> _RECORDS FOR THE EXERCISE_
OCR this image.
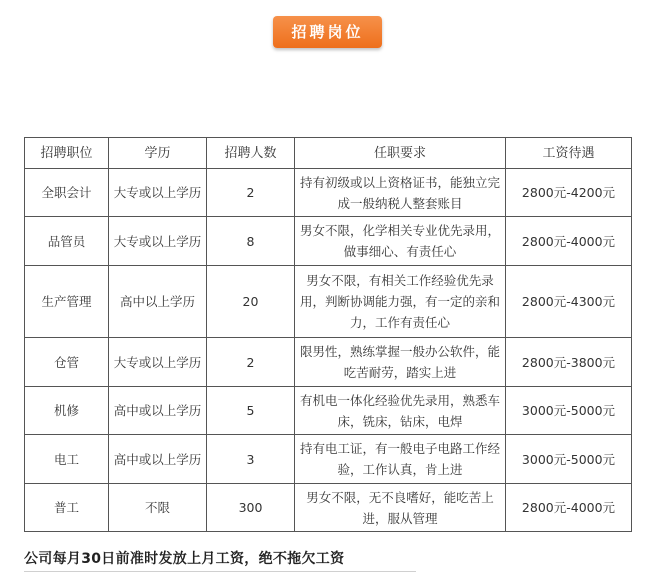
招聘岗位
招聘职位	学历	招聘人数	任职要求	工资待遇
全职会计	大专或以上学历	2	持有初级或以上资格证书，能独立完成一般纳税人整套账目	2800元-4200元
品管员	大专或以上学历	8	男女不限，化学相关专业优先录用，做事细心、有责任心	2800元-4000元
生产管理	高中以上学历	20	男女不限，有相关工作经验优先录用，判断协调能力强，有一定的亲和力，工作有责任心	2800元-4300元
仓管	大专或以上学历	2	限男性，熟练掌握一般办公软件，能吃苦耐劳，踏实上进	2800元-3800元
机修	高中或以上学历	5	有机电一体化经验优先录用，熟悉车床，铣床，钻床，电焊	3000元-5000元
电工	高中或以上学历	3	持有电工证，有一般电子电路工作经验，工作认真，肯上进	3000元-5000元
普工	不限	300	男女不限，无不良嗜好，能吃苦上进，服从管理	2800元-4000元
公司每月30日前准时发放上月工资，绝不拖欠工资
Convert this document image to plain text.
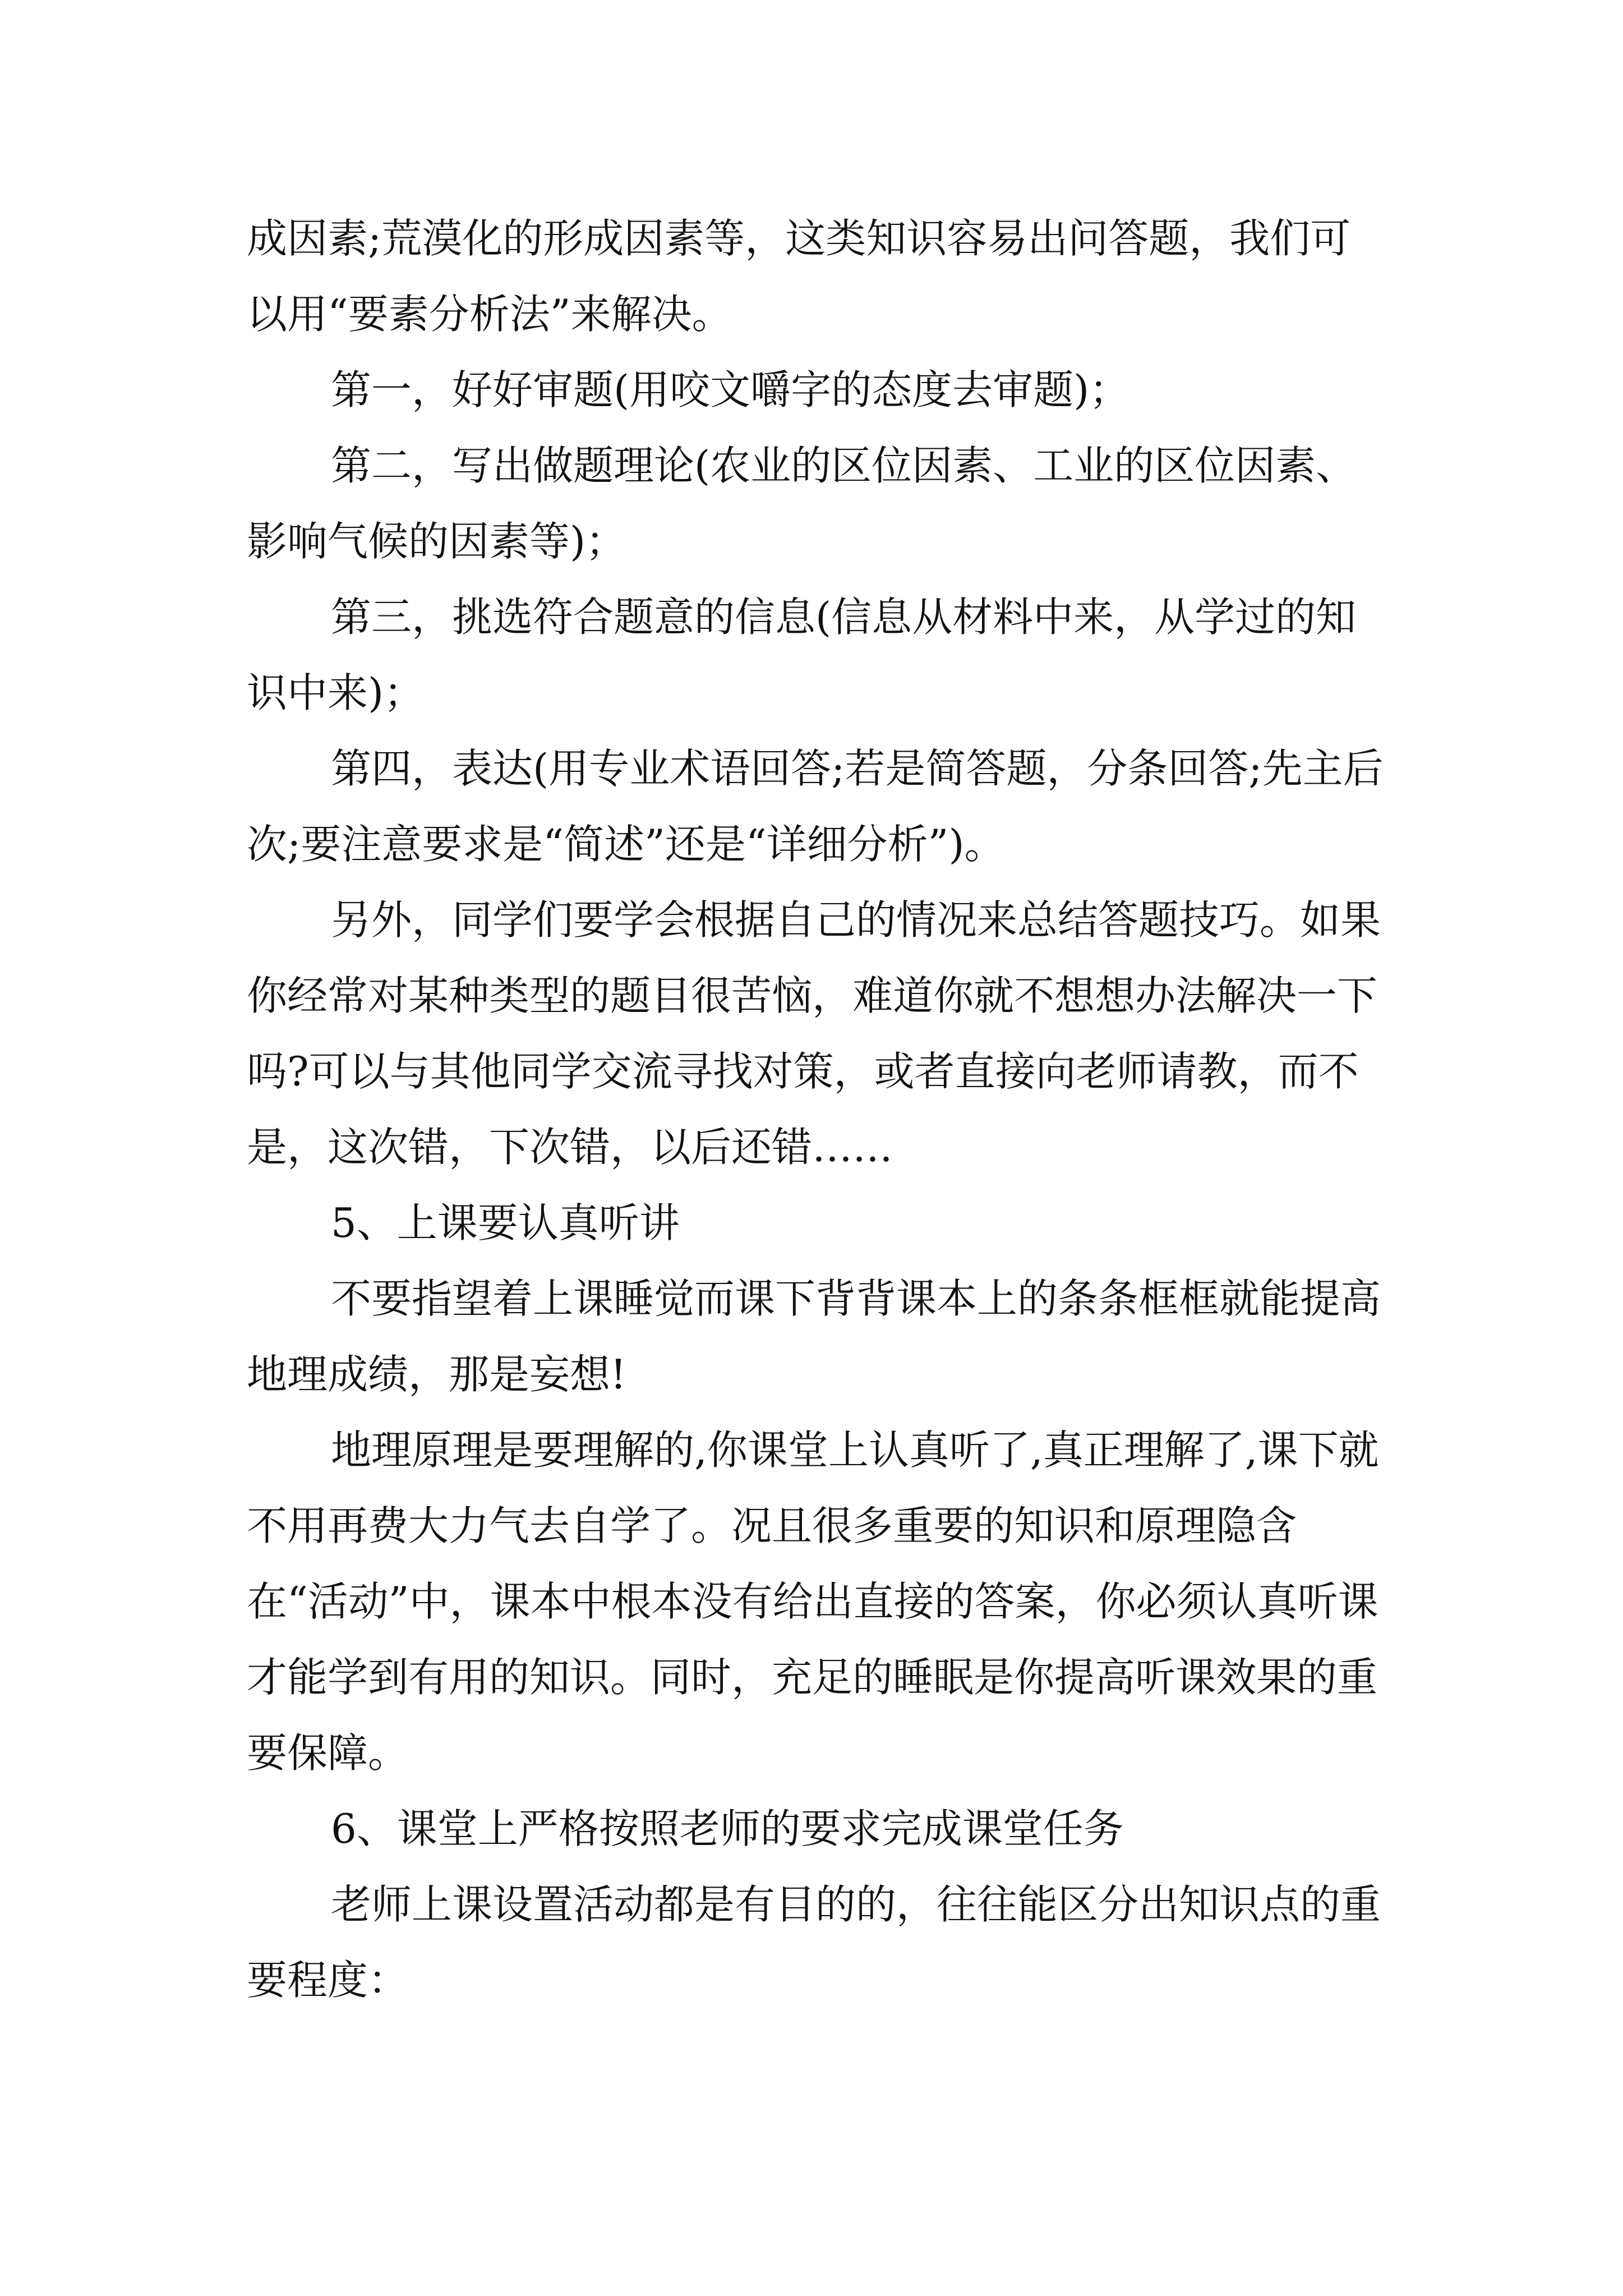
成因素;荒漠化的形成因素等，这类知识容易出问答题，我们可以用“要素分析法”来解决。

第一，好好审题(用咬文嚼字的态度去审题)；

第二，写出做题理论(农业的区位因素、工业的区位因素、影响气候的因素等)；

第三，挑选符合题意的信息(信息从材料中来，从学过的知识中来)；

第四，表达(用专业术语回答;若是简答题，分条回答;先主后次;要注意要求是“简述”还是“详细分析”)。

另外，同学们要学会根据自己的情况来总结答题技巧。如果你经常对某种类型的题目很苦恼，难道你就不想想办法解决一下吗?可以与其他同学交流寻找对策，或者直接向老师请教，而不是，这次错，下次错，以后还错……

5、上课要认真听讲

不要指望着上课睡觉而课下背背课本上的条条框框就能提高地理成绩，那是妄想!

地理原理是要理解的,你课堂上认真听了,真正理解了,课下就不用再费大力气去自学了。况且很多重要的知识和原理隐含在“活动”中，课本中根本没有给出直接的答案，你必须认真听课才能学到有用的知识。同时，充足的睡眠是你提高听课效果的重要保障。

6、课堂上严格按照老师的要求完成课堂任务

老师上课设置活动都是有目的的，往往能区分出知识点的重要程度：
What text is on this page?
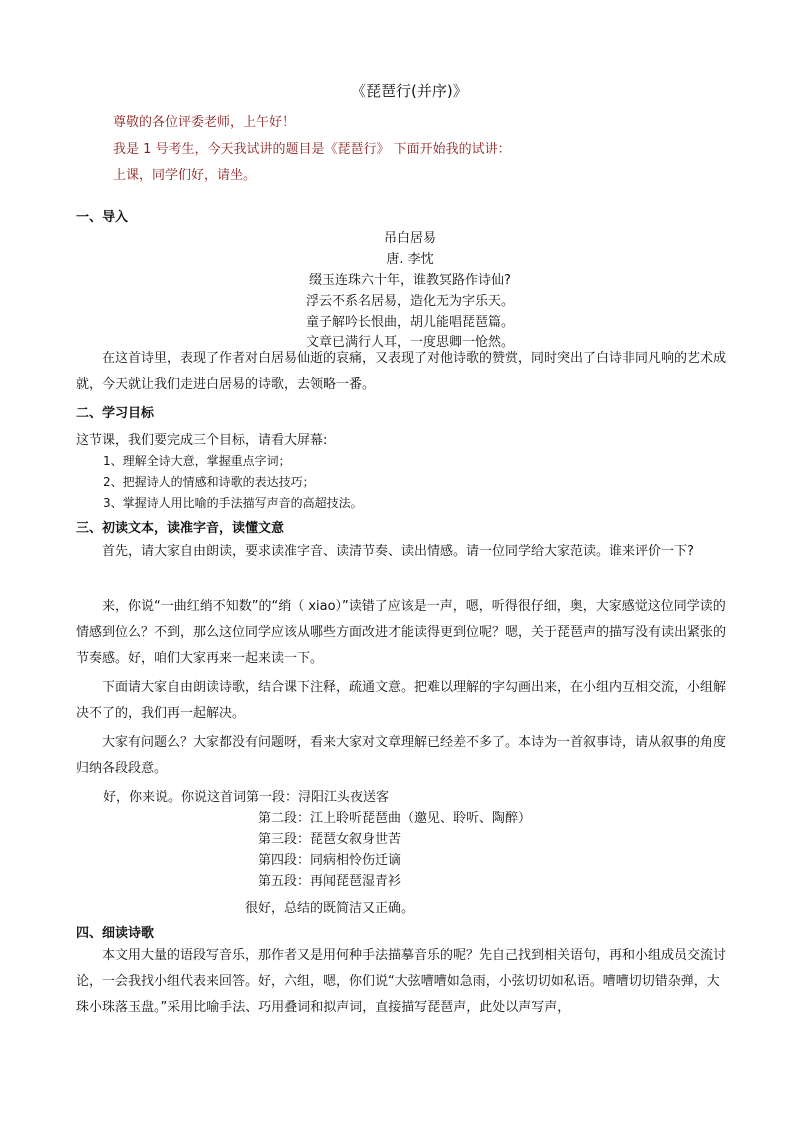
《琵琶行(并序)》
尊敬的各位评委老师，上午好！
我是 1 号考生，今天我试讲的题目是《琵琶行》 下面开始我的试讲：
上课，同学们好，请坐。
一、导入
吊白居易
唐. 李忱
缀玉连珠六十年，谁教冥路作诗仙?
浮云不系名居易，造化无为字乐天。
童子解吟长恨曲，胡儿能唱琵琶篇。
文章已满行人耳，一度思卿一怆然。
在这首诗里，表现了作者对白居易仙逝的哀痛，又表现了对他诗歌的赞赏，同时突出了白诗非同凡响的艺术成就，今天就让我们走进白居易的诗歌，去领略一番。
二、学习目标
这节课，我们要完成三个目标，请看大屏幕:
1、理解全诗大意，掌握重点字词；
2、把握诗人的情感和诗歌的表达技巧；
3、掌握诗人用比喻的手法描写声音的高超技法。
三、初读文本，读准字音，读懂文意
首先，请大家自由朗读，要求读准字音、读清节奏、读出情感。请一位同学给大家范读。谁来评价一下?
来，你说“一曲红绡不知数”的“绡（ xiao）”读错了应该是一声，嗯，听得很仔细，奥，大家感觉这位同学读的情感到位么？不到，那么这位同学应该从哪些方面改进才能读得更到位呢？嗯，关于琵琶声的描写没有读出紧张的节奏感。好，咱们大家再来一起来读一下。
下面请大家自由朗读诗歌，结合课下注释，疏通文意。把难以理解的字勾画出来，在小组内互相交流，小组解决不了的，我们再一起解决。
大家有问题么？大家都没有问题呀，看来大家对文章理解已经差不多了。本诗为一首叙事诗，请从叙事的角度归纳各段段意。
好，你来说。你说这首词第一段：浔阳江头夜送客
第二段：江上聆听琵琶曲（邀见、聆听、陶醉）
第三段：琵琶女叙身世苦
第四段：同病相怜伤迁谪
第五段：再闻琵琶湿青衫
很好，总结的既简洁又正确。
四、细读诗歌
本文用大量的语段写音乐，那作者又是用何种手法描摹音乐的呢？先自己找到相关语句，再和小组成员交流讨论，一会我找小组代表来回答。好，六组，嗯，你们说“大弦嘈嘈如急雨，小弦切切如私语。嘈嘈切切错杂弹，大珠小珠落玉盘。”采用比喻手法、巧用叠词和拟声词，直接描写琵琶声，此处以声写声，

> _WHAT TO DO_
Say how many lines in the records hold "image", with the number as the whole reply.

> _RESULT OF THE EXERCISE_
2